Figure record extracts
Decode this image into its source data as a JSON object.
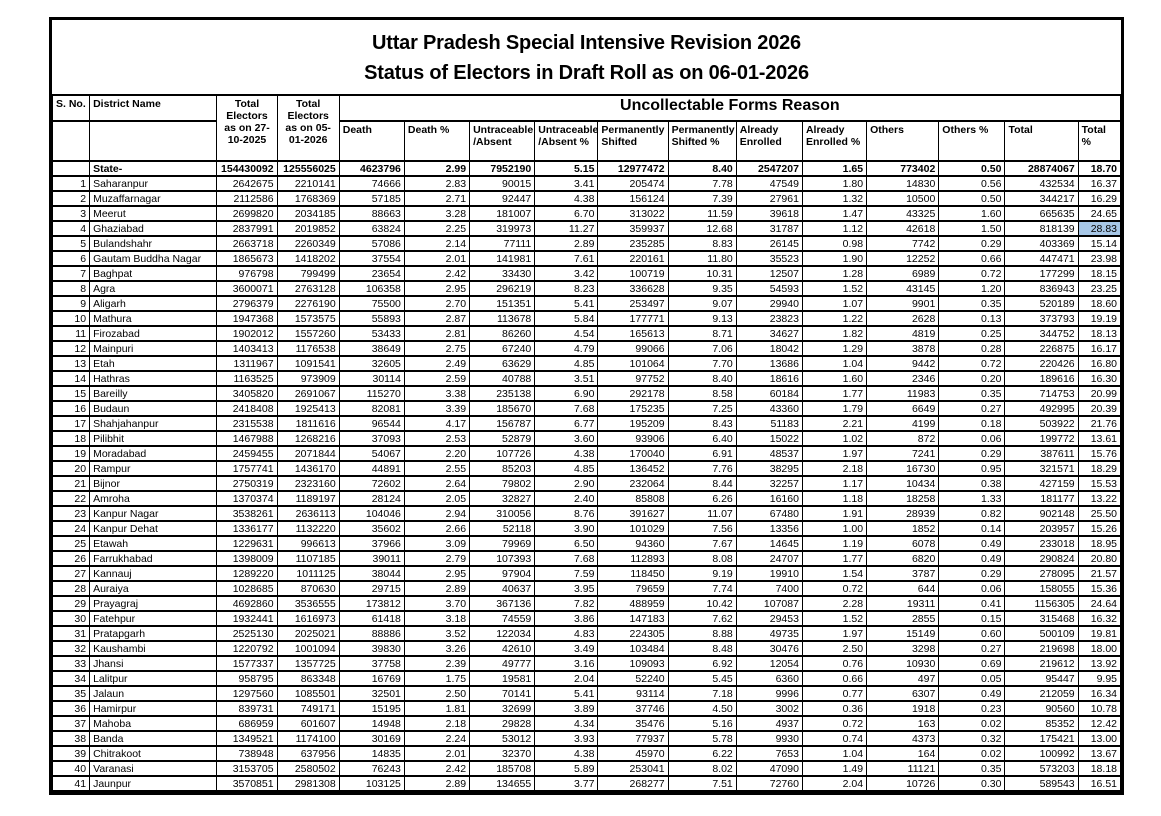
{
  "titles": {
    "line1": "Uttar Pradesh Special Intensive Revision 2026",
    "line2": "Status of Electors in Draft Roll as on 06-01-2026"
  },
  "table": {
    "header": {
      "s_no": "S. No.",
      "district_name": "District Name",
      "total_electors_2025": "Total Electors as on 27-10-2025",
      "total_electors_2026": "Total Electors as on 05-01-2026",
      "group": "Uncollectable Forms Reason",
      "sub_columns": [
        "Death",
        "Death %",
        "Untraceable\n/Absent",
        "Untraceable\n/Absent %",
        "Permanently\nShifted",
        "Permanently\nShifted %",
        "Already\nEnrolled",
        "Already\nEnrolled %",
        "Others",
        "Others %",
        "Total",
        "Total %"
      ]
    },
    "state_row": [
      "",
      "State-",
      "154430092",
      "125556025",
      "4623796",
      "2.99",
      "7952190",
      "5.15",
      "12977472",
      "8.40",
      "2547207",
      "1.65",
      "773402",
      "0.50",
      "28874067",
      "18.70"
    ],
    "rows": [
      [
        "1",
        "Saharanpur",
        "2642675",
        "2210141",
        "74666",
        "2.83",
        "90015",
        "3.41",
        "205474",
        "7.78",
        "47549",
        "1.80",
        "14830",
        "0.56",
        "432534",
        "16.37"
      ],
      [
        "2",
        "Muzaffarnagar",
        "2112586",
        "1768369",
        "57185",
        "2.71",
        "92447",
        "4.38",
        "156124",
        "7.39",
        "27961",
        "1.32",
        "10500",
        "0.50",
        "344217",
        "16.29"
      ],
      [
        "3",
        "Meerut",
        "2699820",
        "2034185",
        "88663",
        "3.28",
        "181007",
        "6.70",
        "313022",
        "11.59",
        "39618",
        "1.47",
        "43325",
        "1.60",
        "665635",
        "24.65"
      ],
      [
        "4",
        "Ghaziabad",
        "2837991",
        "2019852",
        "63824",
        "2.25",
        "319973",
        "11.27",
        "359937",
        "12.68",
        "31787",
        "1.12",
        "42618",
        "1.50",
        "818139",
        "28.83"
      ],
      [
        "5",
        "Bulandshahr",
        "2663718",
        "2260349",
        "57086",
        "2.14",
        "77111",
        "2.89",
        "235285",
        "8.83",
        "26145",
        "0.98",
        "7742",
        "0.29",
        "403369",
        "15.14"
      ],
      [
        "6",
        "Gautam Buddha Nagar",
        "1865673",
        "1418202",
        "37554",
        "2.01",
        "141981",
        "7.61",
        "220161",
        "11.80",
        "35523",
        "1.90",
        "12252",
        "0.66",
        "447471",
        "23.98"
      ],
      [
        "7",
        "Baghpat",
        "976798",
        "799499",
        "23654",
        "2.42",
        "33430",
        "3.42",
        "100719",
        "10.31",
        "12507",
        "1.28",
        "6989",
        "0.72",
        "177299",
        "18.15"
      ],
      [
        "8",
        "Agra",
        "3600071",
        "2763128",
        "106358",
        "2.95",
        "296219",
        "8.23",
        "336628",
        "9.35",
        "54593",
        "1.52",
        "43145",
        "1.20",
        "836943",
        "23.25"
      ],
      [
        "9",
        "Aligarh",
        "2796379",
        "2276190",
        "75500",
        "2.70",
        "151351",
        "5.41",
        "253497",
        "9.07",
        "29940",
        "1.07",
        "9901",
        "0.35",
        "520189",
        "18.60"
      ],
      [
        "10",
        "Mathura",
        "1947368",
        "1573575",
        "55893",
        "2.87",
        "113678",
        "5.84",
        "177771",
        "9.13",
        "23823",
        "1.22",
        "2628",
        "0.13",
        "373793",
        "19.19"
      ],
      [
        "11",
        "Firozabad",
        "1902012",
        "1557260",
        "53433",
        "2.81",
        "86260",
        "4.54",
        "165613",
        "8.71",
        "34627",
        "1.82",
        "4819",
        "0.25",
        "344752",
        "18.13"
      ],
      [
        "12",
        "Mainpuri",
        "1403413",
        "1176538",
        "38649",
        "2.75",
        "67240",
        "4.79",
        "99066",
        "7.06",
        "18042",
        "1.29",
        "3878",
        "0.28",
        "226875",
        "16.17"
      ],
      [
        "13",
        "Etah",
        "1311967",
        "1091541",
        "32605",
        "2.49",
        "63629",
        "4.85",
        "101064",
        "7.70",
        "13686",
        "1.04",
        "9442",
        "0.72",
        "220426",
        "16.80"
      ],
      [
        "14",
        "Hathras",
        "1163525",
        "973909",
        "30114",
        "2.59",
        "40788",
        "3.51",
        "97752",
        "8.40",
        "18616",
        "1.60",
        "2346",
        "0.20",
        "189616",
        "16.30"
      ],
      [
        "15",
        "Bareilly",
        "3405820",
        "2691067",
        "115270",
        "3.38",
        "235138",
        "6.90",
        "292178",
        "8.58",
        "60184",
        "1.77",
        "11983",
        "0.35",
        "714753",
        "20.99"
      ],
      [
        "16",
        "Budaun",
        "2418408",
        "1925413",
        "82081",
        "3.39",
        "185670",
        "7.68",
        "175235",
        "7.25",
        "43360",
        "1.79",
        "6649",
        "0.27",
        "492995",
        "20.39"
      ],
      [
        "17",
        "Shahjahanpur",
        "2315538",
        "1811616",
        "96544",
        "4.17",
        "156787",
        "6.77",
        "195209",
        "8.43",
        "51183",
        "2.21",
        "4199",
        "0.18",
        "503922",
        "21.76"
      ],
      [
        "18",
        "Pilibhit",
        "1467988",
        "1268216",
        "37093",
        "2.53",
        "52879",
        "3.60",
        "93906",
        "6.40",
        "15022",
        "1.02",
        "872",
        "0.06",
        "199772",
        "13.61"
      ],
      [
        "19",
        "Moradabad",
        "2459455",
        "2071844",
        "54067",
        "2.20",
        "107726",
        "4.38",
        "170040",
        "6.91",
        "48537",
        "1.97",
        "7241",
        "0.29",
        "387611",
        "15.76"
      ],
      [
        "20",
        "Rampur",
        "1757741",
        "1436170",
        "44891",
        "2.55",
        "85203",
        "4.85",
        "136452",
        "7.76",
        "38295",
        "2.18",
        "16730",
        "0.95",
        "321571",
        "18.29"
      ],
      [
        "21",
        "Bijnor",
        "2750319",
        "2323160",
        "72602",
        "2.64",
        "79802",
        "2.90",
        "232064",
        "8.44",
        "32257",
        "1.17",
        "10434",
        "0.38",
        "427159",
        "15.53"
      ],
      [
        "22",
        "Amroha",
        "1370374",
        "1189197",
        "28124",
        "2.05",
        "32827",
        "2.40",
        "85808",
        "6.26",
        "16160",
        "1.18",
        "18258",
        "1.33",
        "181177",
        "13.22"
      ],
      [
        "23",
        "Kanpur Nagar",
        "3538261",
        "2636113",
        "104046",
        "2.94",
        "310056",
        "8.76",
        "391627",
        "11.07",
        "67480",
        "1.91",
        "28939",
        "0.82",
        "902148",
        "25.50"
      ],
      [
        "24",
        "Kanpur Dehat",
        "1336177",
        "1132220",
        "35602",
        "2.66",
        "52118",
        "3.90",
        "101029",
        "7.56",
        "13356",
        "1.00",
        "1852",
        "0.14",
        "203957",
        "15.26"
      ],
      [
        "25",
        "Etawah",
        "1229631",
        "996613",
        "37966",
        "3.09",
        "79969",
        "6.50",
        "94360",
        "7.67",
        "14645",
        "1.19",
        "6078",
        "0.49",
        "233018",
        "18.95"
      ],
      [
        "26",
        "Farrukhabad",
        "1398009",
        "1107185",
        "39011",
        "2.79",
        "107393",
        "7.68",
        "112893",
        "8.08",
        "24707",
        "1.77",
        "6820",
        "0.49",
        "290824",
        "20.80"
      ],
      [
        "27",
        "Kannauj",
        "1289220",
        "1011125",
        "38044",
        "2.95",
        "97904",
        "7.59",
        "118450",
        "9.19",
        "19910",
        "1.54",
        "3787",
        "0.29",
        "278095",
        "21.57"
      ],
      [
        "28",
        "Auraiya",
        "1028685",
        "870630",
        "29715",
        "2.89",
        "40637",
        "3.95",
        "79659",
        "7.74",
        "7400",
        "0.72",
        "644",
        "0.06",
        "158055",
        "15.36"
      ],
      [
        "29",
        "Prayagraj",
        "4692860",
        "3536555",
        "173812",
        "3.70",
        "367136",
        "7.82",
        "488959",
        "10.42",
        "107087",
        "2.28",
        "19311",
        "0.41",
        "1156305",
        "24.64"
      ],
      [
        "30",
        "Fatehpur",
        "1932441",
        "1616973",
        "61418",
        "3.18",
        "74559",
        "3.86",
        "147183",
        "7.62",
        "29453",
        "1.52",
        "2855",
        "0.15",
        "315468",
        "16.32"
      ],
      [
        "31",
        "Pratapgarh",
        "2525130",
        "2025021",
        "88886",
        "3.52",
        "122034",
        "4.83",
        "224305",
        "8.88",
        "49735",
        "1.97",
        "15149",
        "0.60",
        "500109",
        "19.81"
      ],
      [
        "32",
        "Kaushambi",
        "1220792",
        "1001094",
        "39830",
        "3.26",
        "42610",
        "3.49",
        "103484",
        "8.48",
        "30476",
        "2.50",
        "3298",
        "0.27",
        "219698",
        "18.00"
      ],
      [
        "33",
        "Jhansi",
        "1577337",
        "1357725",
        "37758",
        "2.39",
        "49777",
        "3.16",
        "109093",
        "6.92",
        "12054",
        "0.76",
        "10930",
        "0.69",
        "219612",
        "13.92"
      ],
      [
        "34",
        "Lalitpur",
        "958795",
        "863348",
        "16769",
        "1.75",
        "19581",
        "2.04",
        "52240",
        "5.45",
        "6360",
        "0.66",
        "497",
        "0.05",
        "95447",
        "9.95"
      ],
      [
        "35",
        "Jalaun",
        "1297560",
        "1085501",
        "32501",
        "2.50",
        "70141",
        "5.41",
        "93114",
        "7.18",
        "9996",
        "0.77",
        "6307",
        "0.49",
        "212059",
        "16.34"
      ],
      [
        "36",
        "Hamirpur",
        "839731",
        "749171",
        "15195",
        "1.81",
        "32699",
        "3.89",
        "37746",
        "4.50",
        "3002",
        "0.36",
        "1918",
        "0.23",
        "90560",
        "10.78"
      ],
      [
        "37",
        "Mahoba",
        "686959",
        "601607",
        "14948",
        "2.18",
        "29828",
        "4.34",
        "35476",
        "5.16",
        "4937",
        "0.72",
        "163",
        "0.02",
        "85352",
        "12.42"
      ],
      [
        "38",
        "Banda",
        "1349521",
        "1174100",
        "30169",
        "2.24",
        "53012",
        "3.93",
        "77937",
        "5.78",
        "9930",
        "0.74",
        "4373",
        "0.32",
        "175421",
        "13.00"
      ],
      [
        "39",
        "Chitrakoot",
        "738948",
        "637956",
        "14835",
        "2.01",
        "32370",
        "4.38",
        "45970",
        "6.22",
        "7653",
        "1.04",
        "164",
        "0.02",
        "100992",
        "13.67"
      ],
      [
        "40",
        "Varanasi",
        "3153705",
        "2580502",
        "76243",
        "2.42",
        "185708",
        "5.89",
        "253041",
        "8.02",
        "47090",
        "1.49",
        "11121",
        "0.35",
        "573203",
        "18.18"
      ],
      [
        "41",
        "Jaunpur",
        "3570851",
        "2981308",
        "103125",
        "2.89",
        "134655",
        "3.77",
        "268277",
        "7.51",
        "72760",
        "2.04",
        "10726",
        "0.30",
        "589543",
        "16.51"
      ]
    ]
  },
  "highlight": {
    "row_serial": "4",
    "district": "Ghaziabad",
    "cell_index": 15,
    "value": "28.83",
    "color": "#a7c7e7"
  },
  "column_names": [
    "s-no",
    "district-name",
    "total-electors-2025",
    "total-electors-2026",
    "death",
    "death-pct",
    "untraceable-absent",
    "untraceable-absent-pct",
    "permanently-shifted",
    "permanently-shifted-pct",
    "already-enrolled",
    "already-enrolled-pct",
    "others",
    "others-pct",
    "total",
    "total-pct"
  ]
}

* **Goal**: Tally up the lines holding the string "nShifted" in this listing, and report the total alone.

* **Result of the exercise**: 2